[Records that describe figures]
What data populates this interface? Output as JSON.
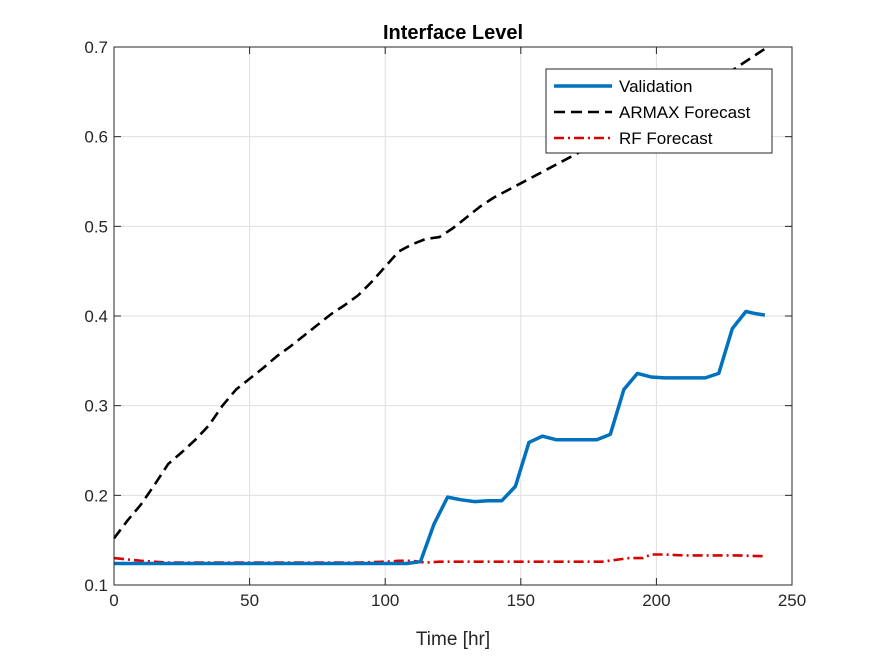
{
  "chart_data": {
    "type": "line",
    "title": "Interface Level",
    "xlabel": "Time [hr]",
    "ylabel": "",
    "xlim": [
      0,
      250
    ],
    "ylim": [
      0.1,
      0.7
    ],
    "xticks": [
      0,
      50,
      100,
      150,
      200,
      250
    ],
    "yticks": [
      0.1,
      0.2,
      0.3,
      0.4,
      0.5,
      0.6,
      0.7
    ],
    "xtick_labels": [
      "0",
      "50",
      "100",
      "150",
      "200",
      "250"
    ],
    "ytick_labels": [
      "0.1",
      "0.2",
      "0.3",
      "0.4",
      "0.5",
      "0.6",
      "0.7"
    ],
    "grid": true,
    "legend_position": "top-right",
    "series": [
      {
        "name": "Validation",
        "color": "#0072BD",
        "style": "solid",
        "x": [
          0,
          10,
          20,
          30,
          40,
          50,
          60,
          70,
          80,
          90,
          100,
          108,
          113,
          118,
          123,
          128,
          133,
          138,
          143,
          148,
          153,
          158,
          163,
          168,
          173,
          178,
          183,
          188,
          193,
          198,
          203,
          208,
          213,
          218,
          223,
          228,
          233,
          236,
          240
        ],
        "y": [
          0.124,
          0.124,
          0.124,
          0.124,
          0.124,
          0.124,
          0.124,
          0.124,
          0.124,
          0.124,
          0.124,
          0.124,
          0.126,
          0.168,
          0.198,
          0.195,
          0.193,
          0.194,
          0.194,
          0.21,
          0.259,
          0.266,
          0.262,
          0.262,
          0.262,
          0.262,
          0.268,
          0.318,
          0.336,
          0.332,
          0.331,
          0.331,
          0.331,
          0.331,
          0.336,
          0.386,
          0.405,
          0.403,
          0.401
        ]
      },
      {
        "name": "ARMAX Forecast",
        "color": "#000000",
        "style": "dashed",
        "x": [
          0,
          5,
          10,
          15,
          20,
          25,
          30,
          35,
          40,
          45,
          50,
          55,
          60,
          65,
          70,
          75,
          80,
          85,
          90,
          95,
          100,
          105,
          110,
          115,
          120,
          125,
          130,
          135,
          140,
          145,
          150,
          155,
          160,
          165,
          170,
          175,
          180,
          185,
          190,
          195,
          200,
          205,
          210,
          215,
          220,
          225,
          230,
          235,
          240
        ],
        "y": [
          0.152,
          0.172,
          0.19,
          0.212,
          0.235,
          0.248,
          0.262,
          0.278,
          0.3,
          0.318,
          0.33,
          0.342,
          0.355,
          0.366,
          0.378,
          0.39,
          0.402,
          0.412,
          0.423,
          0.438,
          0.455,
          0.472,
          0.48,
          0.486,
          0.488,
          0.498,
          0.51,
          0.522,
          0.532,
          0.54,
          0.548,
          0.556,
          0.564,
          0.572,
          0.58,
          0.588,
          0.596,
          0.604,
          0.612,
          0.62,
          0.628,
          0.636,
          0.644,
          0.652,
          0.66,
          0.668,
          0.678,
          0.688,
          0.698
        ]
      },
      {
        "name": "RF Forecast",
        "color": "#D80000",
        "style": "dashdot",
        "x": [
          0,
          10,
          20,
          30,
          40,
          50,
          60,
          70,
          80,
          90,
          100,
          105,
          110,
          115,
          120,
          130,
          140,
          150,
          160,
          170,
          180,
          185,
          190,
          195,
          198,
          203,
          210,
          220,
          225,
          230,
          240
        ],
        "y": [
          0.13,
          0.127,
          0.125,
          0.125,
          0.125,
          0.125,
          0.125,
          0.125,
          0.125,
          0.125,
          0.126,
          0.127,
          0.127,
          0.125,
          0.126,
          0.126,
          0.126,
          0.126,
          0.126,
          0.126,
          0.126,
          0.128,
          0.13,
          0.13,
          0.134,
          0.134,
          0.133,
          0.133,
          0.133,
          0.133,
          0.132
        ]
      }
    ]
  }
}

=== Aim of the exercise ===
Every record gets retyped exactly; no picture goes into the copy.

=== Result for this exercise ===
What data populates this interface? Output as JSON.
{
  "chart_data": {
    "type": "line",
    "title": "Interface Level",
    "xlabel": "Time [hr]",
    "ylabel": "",
    "xlim": [
      0,
      250
    ],
    "ylim": [
      0.1,
      0.7
    ],
    "xticks": [
      0,
      50,
      100,
      150,
      200,
      250
    ],
    "yticks": [
      0.1,
      0.2,
      0.3,
      0.4,
      0.5,
      0.6,
      0.7
    ],
    "xtick_labels": [
      "0",
      "50",
      "100",
      "150",
      "200",
      "250"
    ],
    "ytick_labels": [
      "0.1",
      "0.2",
      "0.3",
      "0.4",
      "0.5",
      "0.6",
      "0.7"
    ],
    "grid": true,
    "legend_position": "top-right",
    "series": [
      {
        "name": "Validation",
        "color": "#0072BD",
        "style": "solid",
        "x": [
          0,
          10,
          20,
          30,
          40,
          50,
          60,
          70,
          80,
          90,
          100,
          108,
          113,
          118,
          123,
          128,
          133,
          138,
          143,
          148,
          153,
          158,
          163,
          168,
          173,
          178,
          183,
          188,
          193,
          198,
          203,
          208,
          213,
          218,
          223,
          228,
          233,
          236,
          240
        ],
        "y": [
          0.124,
          0.124,
          0.124,
          0.124,
          0.124,
          0.124,
          0.124,
          0.124,
          0.124,
          0.124,
          0.124,
          0.124,
          0.126,
          0.168,
          0.198,
          0.195,
          0.193,
          0.194,
          0.194,
          0.21,
          0.259,
          0.266,
          0.262,
          0.262,
          0.262,
          0.262,
          0.268,
          0.318,
          0.336,
          0.332,
          0.331,
          0.331,
          0.331,
          0.331,
          0.336,
          0.386,
          0.405,
          0.403,
          0.401
        ]
      },
      {
        "name": "ARMAX Forecast",
        "color": "#000000",
        "style": "dashed",
        "x": [
          0,
          5,
          10,
          15,
          20,
          25,
          30,
          35,
          40,
          45,
          50,
          55,
          60,
          65,
          70,
          75,
          80,
          85,
          90,
          95,
          100,
          105,
          110,
          115,
          120,
          125,
          130,
          135,
          140,
          145,
          150,
          155,
          160,
          165,
          170,
          175,
          180,
          185,
          190,
          195,
          200,
          205,
          210,
          215,
          220,
          225,
          230,
          235,
          240
        ],
        "y": [
          0.152,
          0.172,
          0.19,
          0.212,
          0.235,
          0.248,
          0.262,
          0.278,
          0.3,
          0.318,
          0.33,
          0.342,
          0.355,
          0.366,
          0.378,
          0.39,
          0.402,
          0.412,
          0.423,
          0.438,
          0.455,
          0.472,
          0.48,
          0.486,
          0.488,
          0.498,
          0.51,
          0.522,
          0.532,
          0.54,
          0.548,
          0.556,
          0.564,
          0.572,
          0.58,
          0.588,
          0.596,
          0.604,
          0.612,
          0.62,
          0.628,
          0.636,
          0.644,
          0.652,
          0.66,
          0.668,
          0.678,
          0.688,
          0.698
        ]
      },
      {
        "name": "RF Forecast",
        "color": "#D80000",
        "style": "dashdot",
        "x": [
          0,
          10,
          20,
          30,
          40,
          50,
          60,
          70,
          80,
          90,
          100,
          105,
          110,
          115,
          120,
          130,
          140,
          150,
          160,
          170,
          180,
          185,
          190,
          195,
          198,
          203,
          210,
          220,
          225,
          230,
          240
        ],
        "y": [
          0.13,
          0.127,
          0.125,
          0.125,
          0.125,
          0.125,
          0.125,
          0.125,
          0.125,
          0.125,
          0.126,
          0.127,
          0.127,
          0.125,
          0.126,
          0.126,
          0.126,
          0.126,
          0.126,
          0.126,
          0.126,
          0.128,
          0.13,
          0.13,
          0.134,
          0.134,
          0.133,
          0.133,
          0.133,
          0.133,
          0.132
        ]
      }
    ]
  }
}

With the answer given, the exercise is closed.